Set task: Tell how many lines carry the word "much"; the reply is the number and nothing else.

Stored rows:
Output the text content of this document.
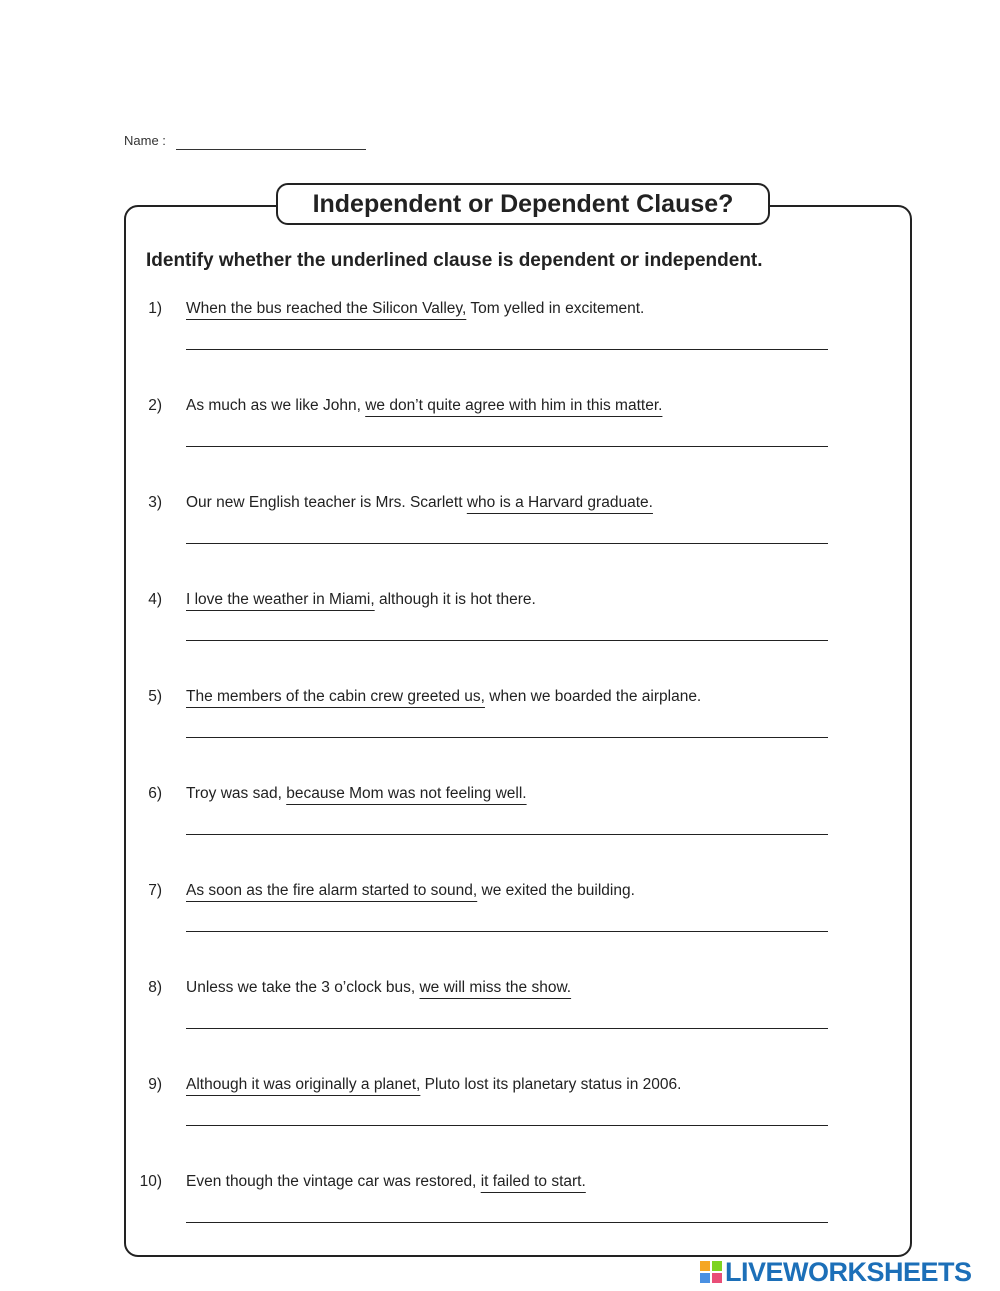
Name :
Independent or Dependent Clause?
Identify whether the underlined clause is dependent or independent.
1) When the bus reached the Silicon Valley, Tom yelled in excitement.
2) As much as we like John, we don’t quite agree with him in this matter.
3) Our new English teacher is Mrs. Scarlett who is a Harvard graduate.
4) I love the weather in Miami, although it is hot there.
5) The members of the cabin crew greeted us, when we boarded the airplane.
6) Troy was sad, because Mom was not feeling well.
7) As soon as the fire alarm started to sound, we exited the building.
8) Unless we take the 3 o’clock bus, we will miss the show.
9) Although it was originally a planet, Pluto lost its planetary status in 2006.
10) Even though the vintage car was restored, it failed to start.
LIVEWORKSHEETS
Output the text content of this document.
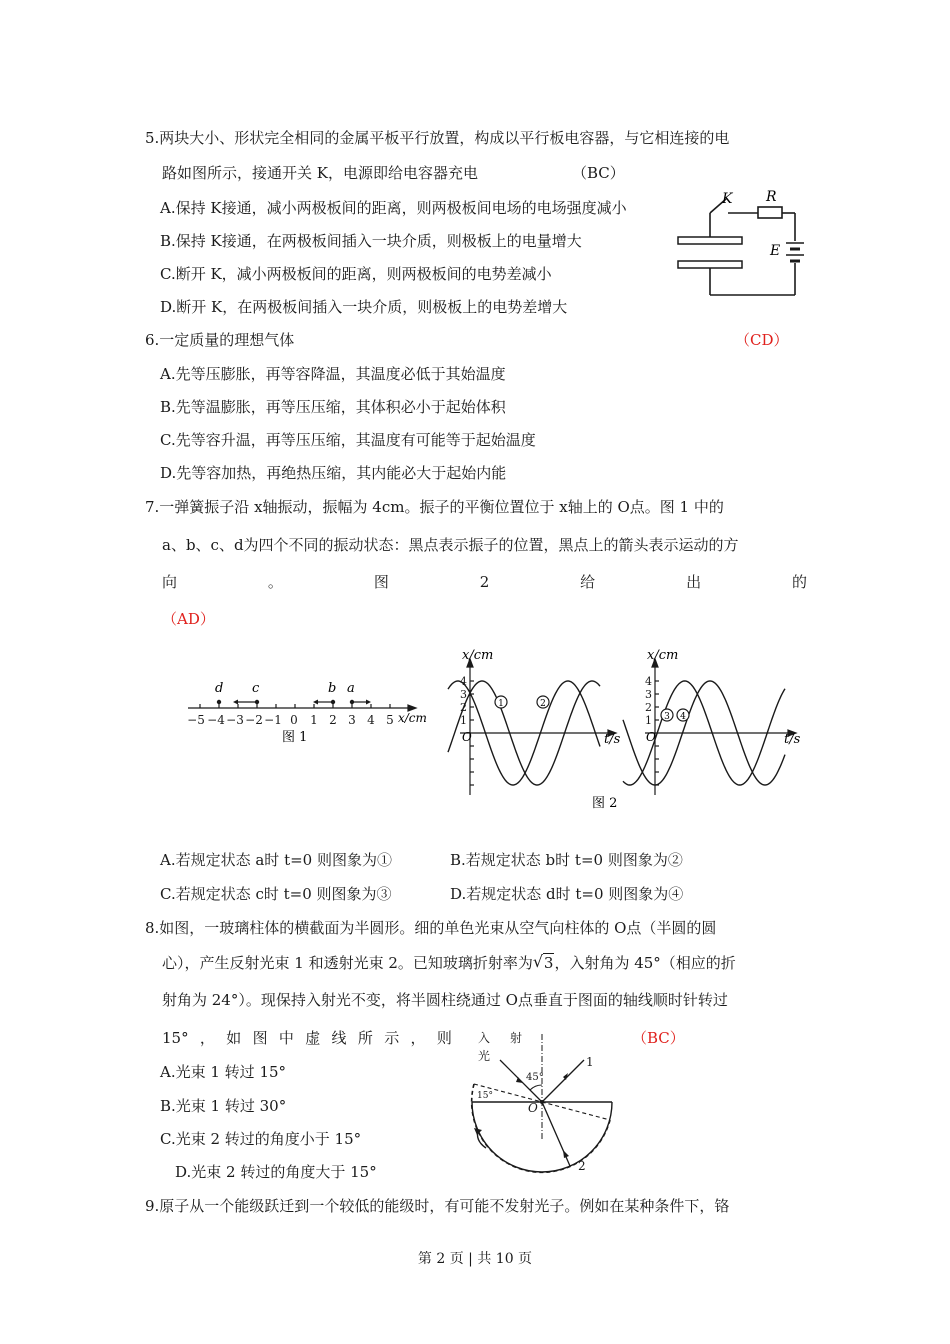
5.两块大小、形状完全相同的金属平板平行放置，构成以平行板电容器，与它相连接的电
路如图所示，接通开关 K，电源即给电容器充电	（BC）
A.保持 K接通，减小两极板间的距离，则两极板间电场的电场强度减小
B.保持 K接通，在两极板间插入一块介质，则极板上的电量增大
C.断开 K，减小两极板间的距离，则两极板间的电势差减小
D.断开 K，在两极板间插入一块介质，则极板上的电势差增大
K R
E
6.一定质量的理想气体	（CD）
A.先等压膨胀，再等容降温，其温度必低于其始温度
B.先等温膨胀，再等压压缩，其体积必小于起始体积
C.先等容升温，再等压压缩，其温度有可能等于起始温度
D.先等容加热，再绝热压缩，其内能必大于起始内能
7.一弹簧振子沿 x轴振动，振幅为 4cm。振子的平衡位置位于 x轴上的 O点。图 1 中的
a、b、c、d为四个不同的振动状态：黑点表示振子的位置，黑点上的箭头表示运动的方
向	。	图	2	给	出	的
（AD）
−5 −4 −3 −2 −1 0 1 2 3 4 5 x/cm
d c	b a
图 1
4
3
2
1
x/cm
t/s
O
1	2
4
3
2
1
x/cm
t/s
O
3 4
图 2
A.若规定状态 a时 t=0 则图象为①	B.若规定状态 b时 t=0 则图象为②
C.若规定状态 c时 t=0 则图象为③	D.若规定状态 d时 t=0 则图象为④
8.如图，一玻璃柱体的横截面为半圆形。细的单色光束从空气向柱体的 O点（半圆的圆
心），产生反射光束 1 和透射光束 2。已知玻璃折射率为 √ 3，入射角为 45°（相应的折
射角为 24°）。现保持入射光不变，将半圆柱绕通过 O点垂直于图面的轴线顺时针转过
15° ， 如 图 中 虚 线 所 示 ， 则	（BC）
A.光束 1 转过 15°
B.光束 1 转过 30°
C.光束 2 转过的角度小于 15°
D.光束 2 转过的角度大于 15°
入 射
光
45°
15°
O
1
2
9.原子从一个能级跃迁到一个较低的能级时，有可能不发射光子。例如在某种条件下，铬
第 2 页 | 共 10 页
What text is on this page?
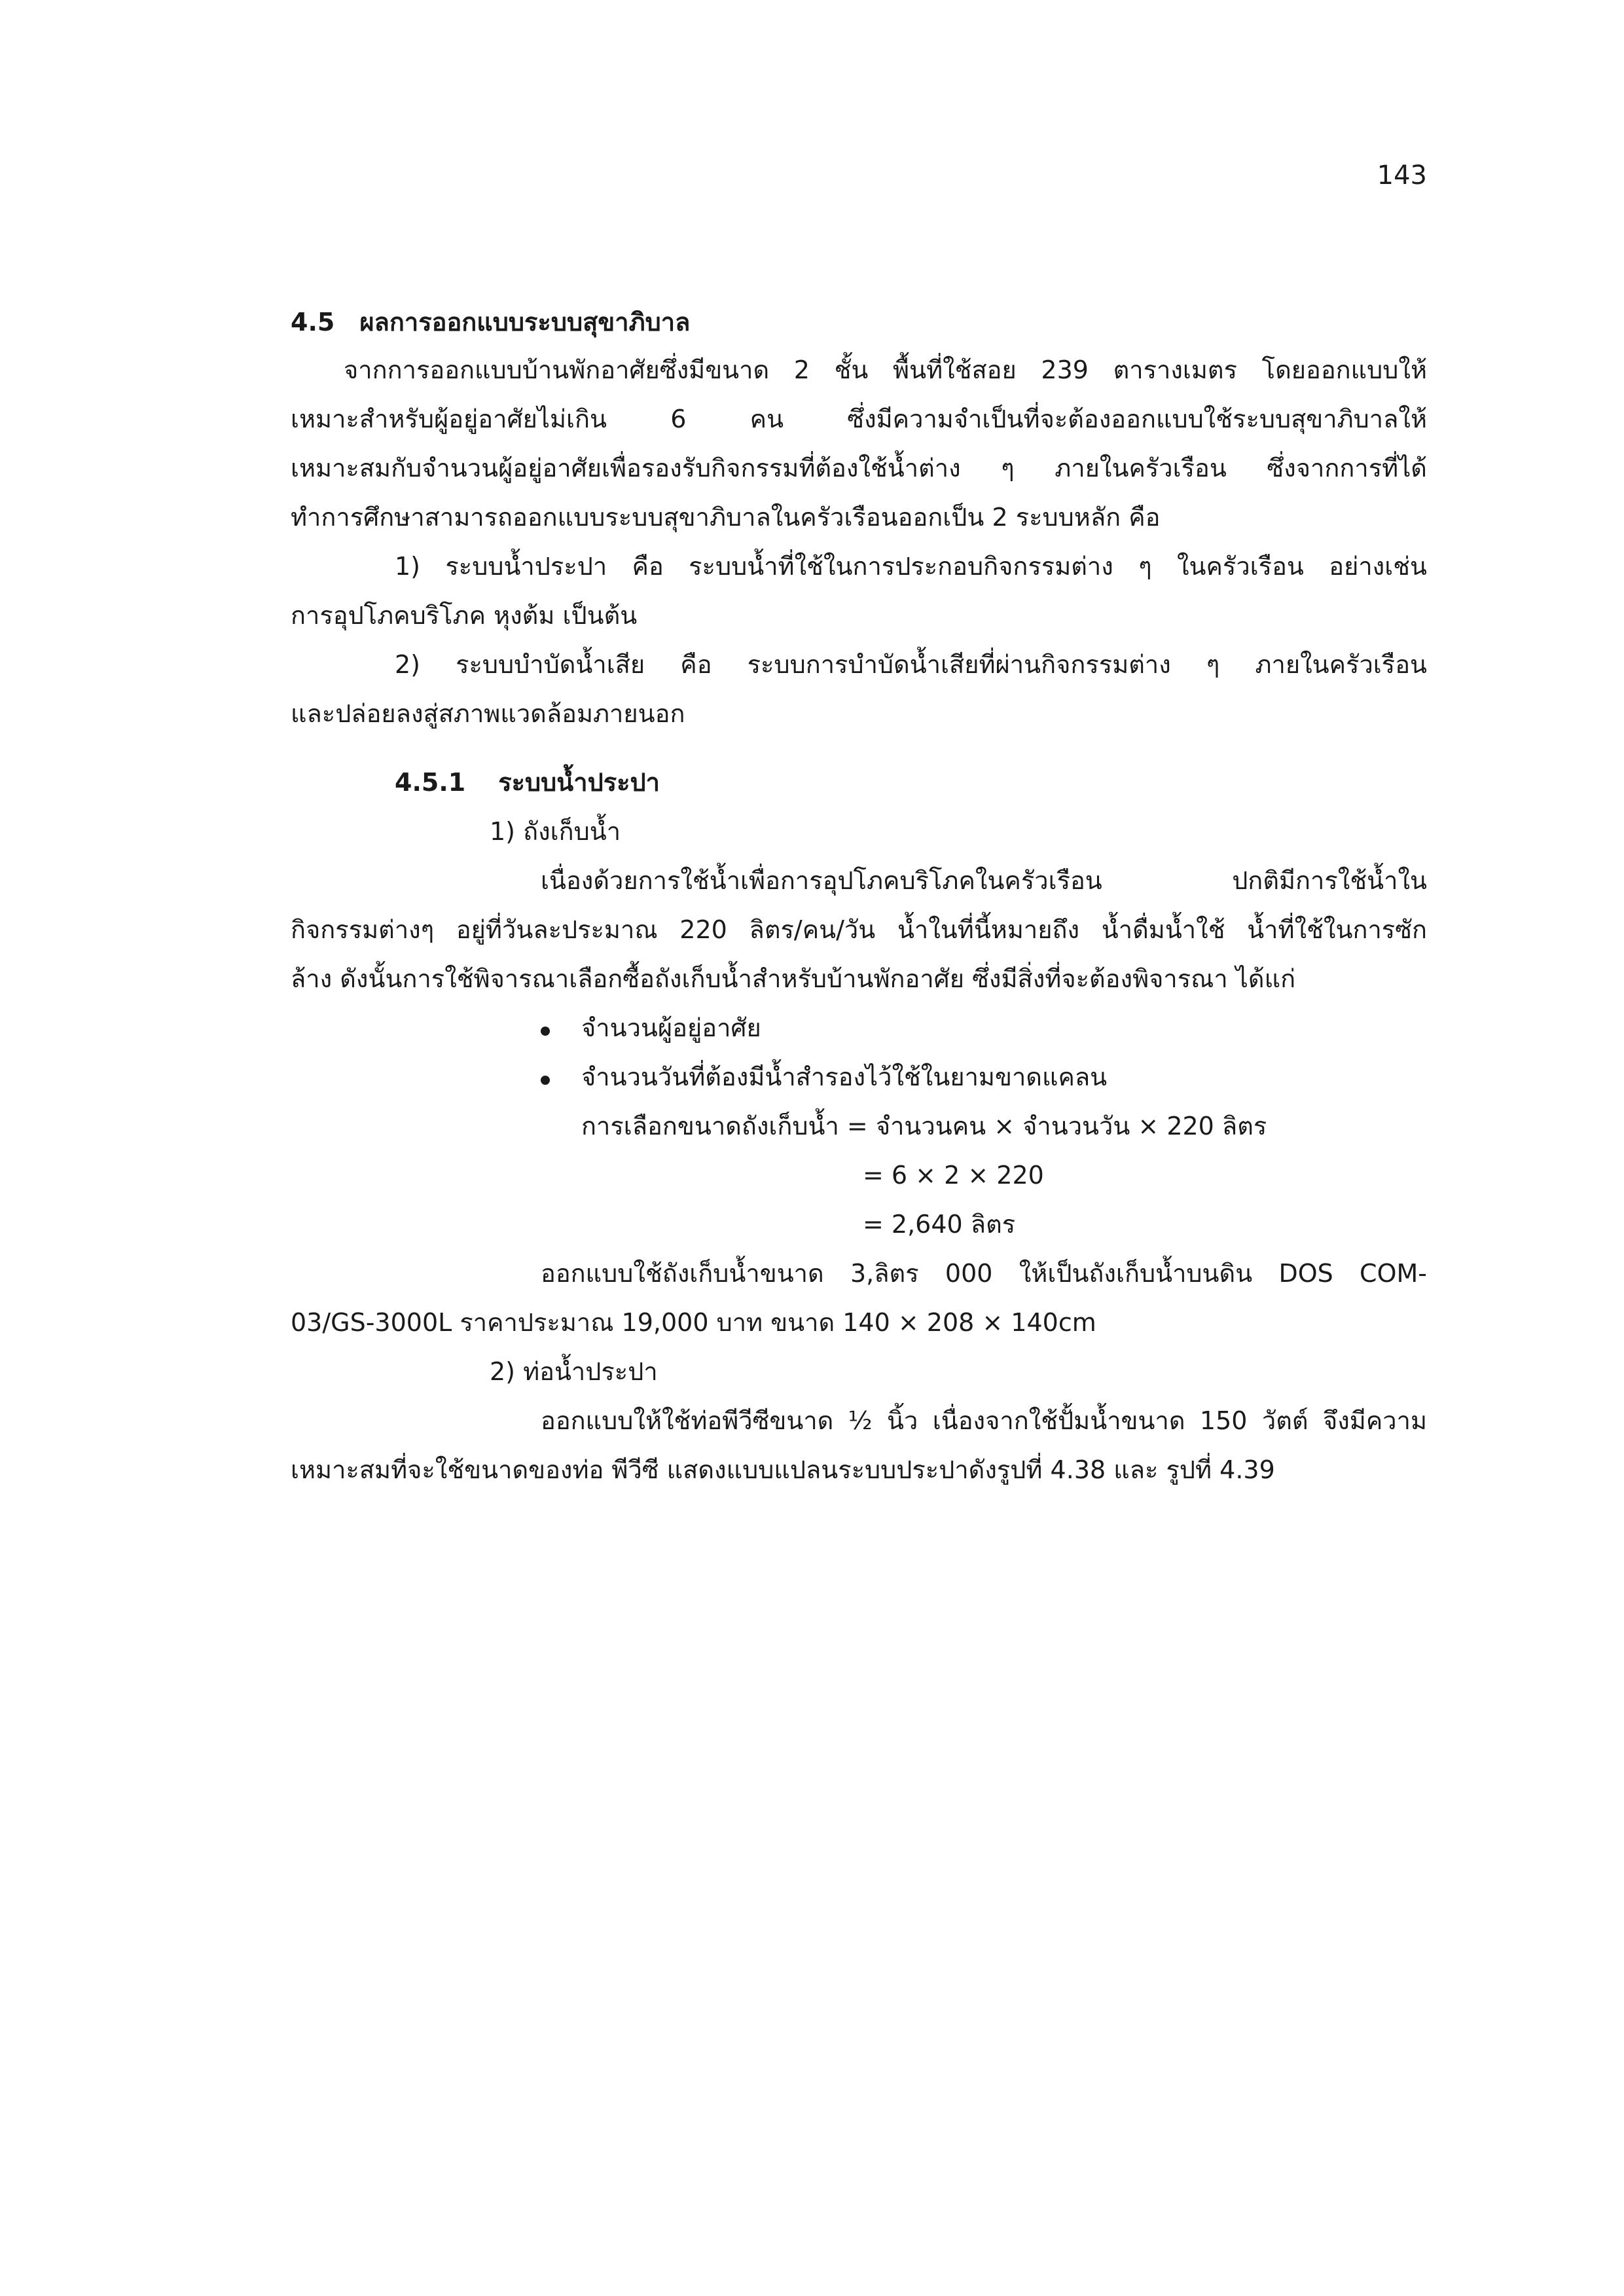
143
4.5 ผลการออกแบบระบบสุขาภิบาล
จากการออกแบบบ้านพักอาศัยซึ่งมีขนาด 2 ชั้น พื้นที่ใช้สอย 239 ตารางเมตร โดยออกแบบให้
เหมาะสำหรับผู้อยู่อาศัยไม่เกิน 6 คน ซึ่งมีความจำเป็นที่จะต้องออกแบบใช้ระบบสุขาภิบาลให้
เหมาะสมกับจำนวนผู้อยู่อาศัยเพื่อรองรับกิจกรรมที่ต้องใช้น้ำต่าง ๆ ภายในครัวเรือน ซึ่งจากการที่ได้
ทำการศึกษาสามารถออกแบบระบบสุขาภิบาลในครัวเรือนออกเป็น 2 ระบบหลัก คือ
1) ระบบน้ำประปา คือ ระบบน้ำที่ใช้ในการประกอบกิจกรรมต่าง ๆ ในครัวเรือน อย่างเช่น
การอุปโภคบริโภค หุงต้ม เป็นต้น
2) ระบบบำบัดน้ำเสีย คือ ระบบการบำบัดน้ำเสียที่ผ่านกิจกรรมต่าง ๆ ภายในครัวเรือน
และปล่อยลงสู่สภาพแวดล้อมภายนอก
4.5.1 ระบบน้ำประปา
1) ถังเก็บน้ำ
เนื่องด้วยการใช้น้ำเพื่อการอุปโภคบริโภคในครัวเรือน ปกติมีการใช้น้ำใน
กิจกรรมต่างๆ อยู่ที่วันละประมาณ 220 ลิตร/คน/วัน น้ำในที่นี้หมายถึง น้ำดื่มน้ำใช้ น้ำที่ใช้ในการซัก
ล้าง ดังนั้นการใช้พิจารณาเลือกซื้อถังเก็บน้ำสำหรับบ้านพักอาศัย ซึ่งมีสิ่งที่จะต้องพิจารณา ได้แก่
จำนวนผู้อยู่อาศัย
จำนวนวันที่ต้องมีน้ำสำรองไว้ใช้ในยามขาดแคลน
การเลือกขนาดถังเก็บน้ำ = จำนวนคน × จำนวนวัน × 220 ลิตร
= 6 × 2 × 220
= 2,640 ลิตร
ออกแบบใช้ถังเก็บน้ำขนาด 3,ลิตร 000 ให้เป็นถังเก็บน้ำบนดิน DOS COM-
03/GS-3000L ราคาประมาณ 19,000 บาท ขนาด 140 × 208 × 140cm
2) ท่อน้ำประปา
ออกแบบให้ใช้ท่อพีวีซีขนาด ½ นิ้ว เนื่องจากใช้ปั้มน้ำขนาด 150 วัตต์ จึงมีความ
เหมาะสมที่จะใช้ขนาดของท่อ พีวีซี แสดงแบบแปลนระบบประปาดังรูปที่ 4.38 และ รูปที่ 4.39
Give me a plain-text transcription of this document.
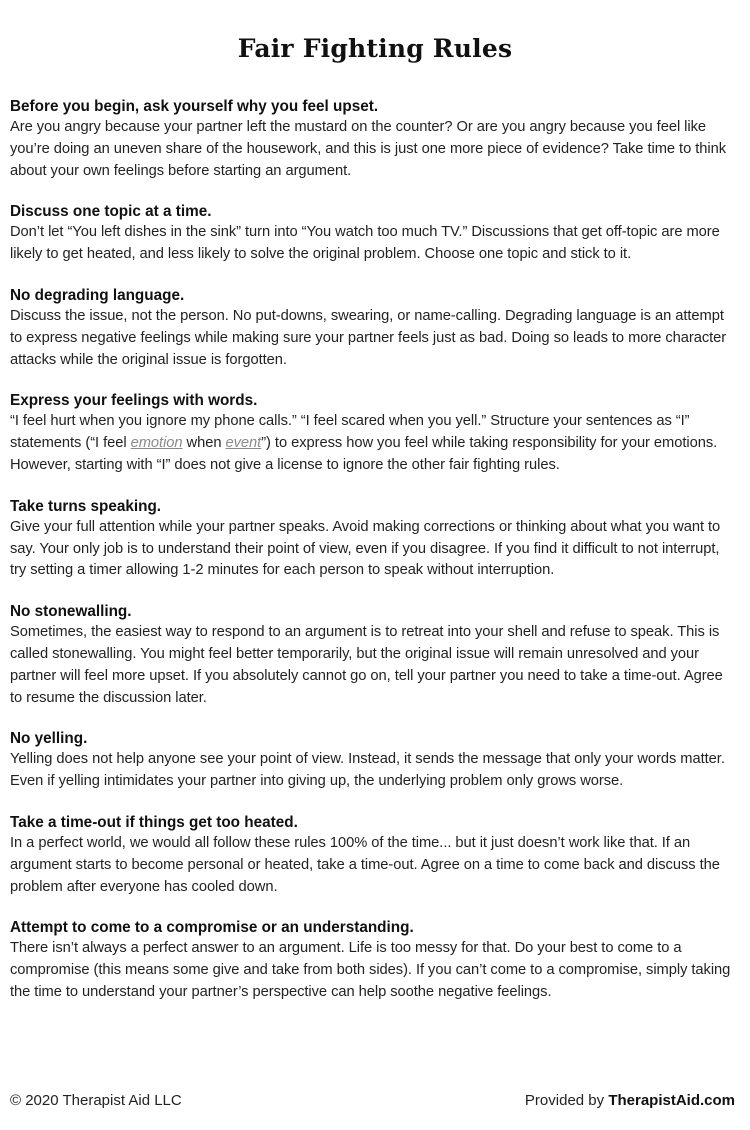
Fair Fighting Rules
Before you begin, ask yourself why you feel upset.
Are you angry because your partner left the mustard on the counter? Or are you angry because you feel like you’re doing an uneven share of the housework, and this is just one more piece of evidence? Take time to think about your own feelings before starting an argument.
Discuss one topic at a time.
Don’t let “You left dishes in the sink” turn into “You watch too much TV.” Discussions that get off-topic are more likely to get heated, and less likely to solve the original problem. Choose one topic and stick to it.
No degrading language.
Discuss the issue, not the person. No put-downs, swearing, or name-calling. Degrading language is an attempt to express negative feelings while making sure your partner feels just as bad. Doing so leads to more character attacks while the original issue is forgotten.
Express your feelings with words.
“I feel hurt when you ignore my phone calls.” “I feel scared when you yell.” Structure your sentences as “I” statements (“I feel emotion when event”) to express how you feel while taking responsibility for your emotions. However, starting with “I” does not give a license to ignore the other fair fighting rules.
Take turns speaking.
Give your full attention while your partner speaks. Avoid making corrections or thinking about what you want to say. Your only job is to understand their point of view, even if you disagree. If you find it difficult to not interrupt, try setting a timer allowing 1-2 minutes for each person to speak without interruption.
No stonewalling.
Sometimes, the easiest way to respond to an argument is to retreat into your shell and refuse to speak. This is called stonewalling. You might feel better temporarily, but the original issue will remain unresolved and your partner will feel more upset. If you absolutely cannot go on, tell your partner you need to take a time-out. Agree to resume the discussion later.
No yelling.
Yelling does not help anyone see your point of view. Instead, it sends the message that only your words matter. Even if yelling intimidates your partner into giving up, the underlying problem only grows worse.
Take a time-out if things get too heated.
In a perfect world, we would all follow these rules 100% of the time... but it just doesn’t work like that. If an argument starts to become personal or heated, take a time-out. Agree on a time to come back and discuss the problem after everyone has cooled down.
Attempt to come to a compromise or an understanding.
There isn’t always a perfect answer to an argument. Life is too messy for that. Do your best to come to a compromise (this means some give and take from both sides). If you can’t come to a compromise, simply taking the time to understand your partner’s perspective can help soothe negative feelings.
© 2020 Therapist Aid LLC	Provided by TherapistAid.com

Exercise answer: 2